> _WHAT IS BEING ASKED_: In the material below, identify each line bearing the word "this". Reproduce those lines.

====

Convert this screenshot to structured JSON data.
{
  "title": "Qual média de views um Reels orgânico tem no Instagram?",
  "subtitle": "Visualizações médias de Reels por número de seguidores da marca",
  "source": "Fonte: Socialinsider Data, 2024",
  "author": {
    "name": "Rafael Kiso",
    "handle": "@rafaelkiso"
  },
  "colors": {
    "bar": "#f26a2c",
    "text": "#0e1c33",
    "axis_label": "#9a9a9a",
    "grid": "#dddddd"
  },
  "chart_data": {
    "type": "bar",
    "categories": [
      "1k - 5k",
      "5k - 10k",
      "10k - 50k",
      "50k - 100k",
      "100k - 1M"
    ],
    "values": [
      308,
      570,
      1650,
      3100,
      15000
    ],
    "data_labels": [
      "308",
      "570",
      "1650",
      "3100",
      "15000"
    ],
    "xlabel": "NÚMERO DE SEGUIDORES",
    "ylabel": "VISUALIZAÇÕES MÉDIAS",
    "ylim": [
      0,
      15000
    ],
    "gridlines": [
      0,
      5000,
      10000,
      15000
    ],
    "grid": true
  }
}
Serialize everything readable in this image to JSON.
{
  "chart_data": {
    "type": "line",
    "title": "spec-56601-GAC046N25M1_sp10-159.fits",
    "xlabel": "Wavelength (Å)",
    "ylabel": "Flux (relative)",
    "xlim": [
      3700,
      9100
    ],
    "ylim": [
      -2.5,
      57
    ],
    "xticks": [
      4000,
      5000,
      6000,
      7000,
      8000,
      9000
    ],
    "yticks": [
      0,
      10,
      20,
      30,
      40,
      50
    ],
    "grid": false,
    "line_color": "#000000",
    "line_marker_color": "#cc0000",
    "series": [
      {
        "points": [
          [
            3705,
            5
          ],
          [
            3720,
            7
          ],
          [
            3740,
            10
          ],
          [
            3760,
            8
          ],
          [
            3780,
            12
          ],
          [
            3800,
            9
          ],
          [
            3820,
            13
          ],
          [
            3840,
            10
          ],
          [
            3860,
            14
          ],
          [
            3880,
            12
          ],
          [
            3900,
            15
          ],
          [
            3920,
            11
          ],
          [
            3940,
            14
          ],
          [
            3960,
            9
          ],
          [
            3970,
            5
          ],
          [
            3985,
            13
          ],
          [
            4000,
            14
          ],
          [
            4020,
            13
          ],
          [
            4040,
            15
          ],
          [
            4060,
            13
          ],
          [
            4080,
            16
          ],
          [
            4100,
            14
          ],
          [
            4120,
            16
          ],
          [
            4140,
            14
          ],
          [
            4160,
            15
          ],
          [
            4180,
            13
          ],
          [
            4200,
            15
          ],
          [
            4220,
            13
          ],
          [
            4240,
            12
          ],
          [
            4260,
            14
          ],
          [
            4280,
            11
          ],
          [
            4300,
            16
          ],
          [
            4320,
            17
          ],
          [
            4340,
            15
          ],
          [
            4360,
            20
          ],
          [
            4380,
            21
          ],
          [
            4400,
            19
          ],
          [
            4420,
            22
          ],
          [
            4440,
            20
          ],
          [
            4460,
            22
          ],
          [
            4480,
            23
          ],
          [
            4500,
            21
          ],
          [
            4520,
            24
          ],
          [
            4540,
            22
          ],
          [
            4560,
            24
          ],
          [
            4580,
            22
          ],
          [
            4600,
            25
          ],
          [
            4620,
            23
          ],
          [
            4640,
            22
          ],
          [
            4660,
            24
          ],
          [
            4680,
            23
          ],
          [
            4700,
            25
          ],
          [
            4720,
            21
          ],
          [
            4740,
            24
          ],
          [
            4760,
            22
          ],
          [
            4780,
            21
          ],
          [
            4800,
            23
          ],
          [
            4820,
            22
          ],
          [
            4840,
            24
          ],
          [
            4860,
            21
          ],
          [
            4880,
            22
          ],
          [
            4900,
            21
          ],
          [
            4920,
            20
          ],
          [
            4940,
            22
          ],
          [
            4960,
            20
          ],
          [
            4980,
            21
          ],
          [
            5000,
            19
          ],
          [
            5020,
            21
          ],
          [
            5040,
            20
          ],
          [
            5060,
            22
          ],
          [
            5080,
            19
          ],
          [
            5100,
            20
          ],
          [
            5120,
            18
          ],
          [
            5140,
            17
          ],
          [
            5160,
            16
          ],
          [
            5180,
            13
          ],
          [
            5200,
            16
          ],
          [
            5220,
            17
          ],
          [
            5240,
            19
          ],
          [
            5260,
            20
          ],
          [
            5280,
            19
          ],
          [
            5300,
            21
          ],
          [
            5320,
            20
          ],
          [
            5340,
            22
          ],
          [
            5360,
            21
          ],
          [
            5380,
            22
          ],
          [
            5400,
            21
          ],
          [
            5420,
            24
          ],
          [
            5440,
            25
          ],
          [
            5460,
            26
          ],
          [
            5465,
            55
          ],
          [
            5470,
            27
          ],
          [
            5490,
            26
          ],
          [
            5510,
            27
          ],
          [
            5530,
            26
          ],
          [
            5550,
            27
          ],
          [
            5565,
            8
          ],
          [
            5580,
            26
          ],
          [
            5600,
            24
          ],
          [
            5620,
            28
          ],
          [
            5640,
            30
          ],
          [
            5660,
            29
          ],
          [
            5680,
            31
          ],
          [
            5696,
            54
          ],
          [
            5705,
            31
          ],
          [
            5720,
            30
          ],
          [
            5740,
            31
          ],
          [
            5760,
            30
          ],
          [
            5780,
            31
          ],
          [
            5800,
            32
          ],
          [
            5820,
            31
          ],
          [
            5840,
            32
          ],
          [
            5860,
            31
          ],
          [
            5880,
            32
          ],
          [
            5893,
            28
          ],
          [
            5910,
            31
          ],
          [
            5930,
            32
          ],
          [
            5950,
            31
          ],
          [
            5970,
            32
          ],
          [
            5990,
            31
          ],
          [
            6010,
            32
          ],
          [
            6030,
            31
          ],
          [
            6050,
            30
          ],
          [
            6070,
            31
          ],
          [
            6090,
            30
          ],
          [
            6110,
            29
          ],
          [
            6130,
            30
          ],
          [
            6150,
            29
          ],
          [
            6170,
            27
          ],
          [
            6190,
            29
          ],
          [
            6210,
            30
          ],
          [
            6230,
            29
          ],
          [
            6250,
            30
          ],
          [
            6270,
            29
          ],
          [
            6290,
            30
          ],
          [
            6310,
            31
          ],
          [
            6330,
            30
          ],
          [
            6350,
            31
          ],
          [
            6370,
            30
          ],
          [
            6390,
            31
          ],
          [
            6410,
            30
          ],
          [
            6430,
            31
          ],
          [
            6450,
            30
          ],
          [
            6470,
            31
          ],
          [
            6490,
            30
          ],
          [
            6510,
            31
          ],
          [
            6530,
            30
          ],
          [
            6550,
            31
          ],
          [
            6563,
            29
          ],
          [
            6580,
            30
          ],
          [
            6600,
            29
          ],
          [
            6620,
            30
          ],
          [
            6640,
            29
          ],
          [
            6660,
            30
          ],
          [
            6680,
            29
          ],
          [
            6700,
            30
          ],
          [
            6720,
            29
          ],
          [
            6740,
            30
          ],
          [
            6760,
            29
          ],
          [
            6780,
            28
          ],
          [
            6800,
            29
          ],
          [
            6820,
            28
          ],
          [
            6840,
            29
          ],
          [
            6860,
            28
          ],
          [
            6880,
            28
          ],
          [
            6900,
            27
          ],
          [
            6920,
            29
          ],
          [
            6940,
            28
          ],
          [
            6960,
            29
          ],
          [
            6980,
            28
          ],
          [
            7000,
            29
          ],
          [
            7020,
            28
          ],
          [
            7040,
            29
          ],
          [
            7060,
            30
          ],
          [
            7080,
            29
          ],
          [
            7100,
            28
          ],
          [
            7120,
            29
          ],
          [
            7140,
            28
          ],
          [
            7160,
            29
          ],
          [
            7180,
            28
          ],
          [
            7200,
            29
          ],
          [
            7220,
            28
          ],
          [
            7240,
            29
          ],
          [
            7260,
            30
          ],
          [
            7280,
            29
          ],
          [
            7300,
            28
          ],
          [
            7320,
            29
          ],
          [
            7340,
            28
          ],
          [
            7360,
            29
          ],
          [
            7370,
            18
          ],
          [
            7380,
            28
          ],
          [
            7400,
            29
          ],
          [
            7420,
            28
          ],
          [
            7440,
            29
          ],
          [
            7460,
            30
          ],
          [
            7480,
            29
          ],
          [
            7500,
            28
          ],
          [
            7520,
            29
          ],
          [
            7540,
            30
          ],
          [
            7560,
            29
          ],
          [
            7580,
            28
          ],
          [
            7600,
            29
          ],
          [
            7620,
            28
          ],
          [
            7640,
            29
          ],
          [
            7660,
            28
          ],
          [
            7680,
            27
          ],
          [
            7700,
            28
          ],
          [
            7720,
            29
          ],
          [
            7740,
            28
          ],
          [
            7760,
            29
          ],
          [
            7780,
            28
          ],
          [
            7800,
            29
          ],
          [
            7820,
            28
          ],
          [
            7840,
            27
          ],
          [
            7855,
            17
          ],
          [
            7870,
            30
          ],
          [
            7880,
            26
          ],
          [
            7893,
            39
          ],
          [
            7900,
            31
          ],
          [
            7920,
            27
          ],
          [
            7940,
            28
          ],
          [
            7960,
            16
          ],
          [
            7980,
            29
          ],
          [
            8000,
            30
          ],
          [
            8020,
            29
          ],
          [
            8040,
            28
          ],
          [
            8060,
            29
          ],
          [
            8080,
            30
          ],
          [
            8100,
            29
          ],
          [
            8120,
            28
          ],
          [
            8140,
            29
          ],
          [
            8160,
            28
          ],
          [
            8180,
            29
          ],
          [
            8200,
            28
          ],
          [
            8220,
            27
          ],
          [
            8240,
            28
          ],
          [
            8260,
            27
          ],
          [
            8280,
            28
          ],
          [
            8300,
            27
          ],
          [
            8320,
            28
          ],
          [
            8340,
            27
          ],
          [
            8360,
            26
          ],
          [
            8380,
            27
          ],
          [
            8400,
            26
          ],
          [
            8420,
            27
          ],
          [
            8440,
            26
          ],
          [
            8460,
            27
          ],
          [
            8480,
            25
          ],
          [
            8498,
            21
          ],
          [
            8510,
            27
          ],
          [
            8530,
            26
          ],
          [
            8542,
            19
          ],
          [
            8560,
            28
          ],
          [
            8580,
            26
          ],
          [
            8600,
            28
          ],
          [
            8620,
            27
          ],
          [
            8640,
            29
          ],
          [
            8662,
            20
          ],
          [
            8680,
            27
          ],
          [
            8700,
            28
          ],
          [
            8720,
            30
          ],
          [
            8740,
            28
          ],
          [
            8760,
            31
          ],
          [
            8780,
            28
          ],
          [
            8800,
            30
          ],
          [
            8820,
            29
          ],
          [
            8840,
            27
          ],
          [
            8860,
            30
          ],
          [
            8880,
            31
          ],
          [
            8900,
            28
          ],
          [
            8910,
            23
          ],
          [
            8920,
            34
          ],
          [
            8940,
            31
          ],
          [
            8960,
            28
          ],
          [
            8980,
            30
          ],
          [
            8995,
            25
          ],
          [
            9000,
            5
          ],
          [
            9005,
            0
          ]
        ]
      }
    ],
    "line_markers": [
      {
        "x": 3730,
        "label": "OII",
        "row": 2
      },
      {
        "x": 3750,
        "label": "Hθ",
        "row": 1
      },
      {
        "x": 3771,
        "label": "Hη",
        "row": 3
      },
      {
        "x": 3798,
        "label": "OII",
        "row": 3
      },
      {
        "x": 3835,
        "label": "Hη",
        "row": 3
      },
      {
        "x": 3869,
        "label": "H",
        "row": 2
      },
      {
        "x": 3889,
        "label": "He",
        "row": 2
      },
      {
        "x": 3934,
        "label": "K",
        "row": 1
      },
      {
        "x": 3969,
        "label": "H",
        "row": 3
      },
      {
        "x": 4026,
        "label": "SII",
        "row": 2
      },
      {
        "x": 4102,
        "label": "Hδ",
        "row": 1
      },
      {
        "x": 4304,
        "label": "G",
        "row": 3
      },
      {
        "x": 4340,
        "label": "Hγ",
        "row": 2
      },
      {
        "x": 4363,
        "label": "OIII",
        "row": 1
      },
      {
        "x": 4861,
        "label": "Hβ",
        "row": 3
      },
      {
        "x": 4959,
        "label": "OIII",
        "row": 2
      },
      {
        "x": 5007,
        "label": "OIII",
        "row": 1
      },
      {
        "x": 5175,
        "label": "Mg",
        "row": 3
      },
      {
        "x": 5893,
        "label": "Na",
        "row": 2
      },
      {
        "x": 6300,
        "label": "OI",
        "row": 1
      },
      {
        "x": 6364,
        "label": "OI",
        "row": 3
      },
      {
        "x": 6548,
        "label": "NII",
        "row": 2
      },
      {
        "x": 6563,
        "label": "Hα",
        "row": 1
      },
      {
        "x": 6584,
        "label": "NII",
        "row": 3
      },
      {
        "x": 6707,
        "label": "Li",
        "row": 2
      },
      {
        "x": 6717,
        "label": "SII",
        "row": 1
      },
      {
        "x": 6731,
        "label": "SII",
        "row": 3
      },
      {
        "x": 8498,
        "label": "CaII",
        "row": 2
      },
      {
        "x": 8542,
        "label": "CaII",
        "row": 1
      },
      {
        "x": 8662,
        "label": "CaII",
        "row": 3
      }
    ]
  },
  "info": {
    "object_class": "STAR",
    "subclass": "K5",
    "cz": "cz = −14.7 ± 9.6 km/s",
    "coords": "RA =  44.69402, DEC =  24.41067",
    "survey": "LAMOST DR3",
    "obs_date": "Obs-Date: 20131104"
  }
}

====

> _FINAL RESULT_:
Convert this screenshot to structured JSON data.
Serialize everything readable in this image to JSON.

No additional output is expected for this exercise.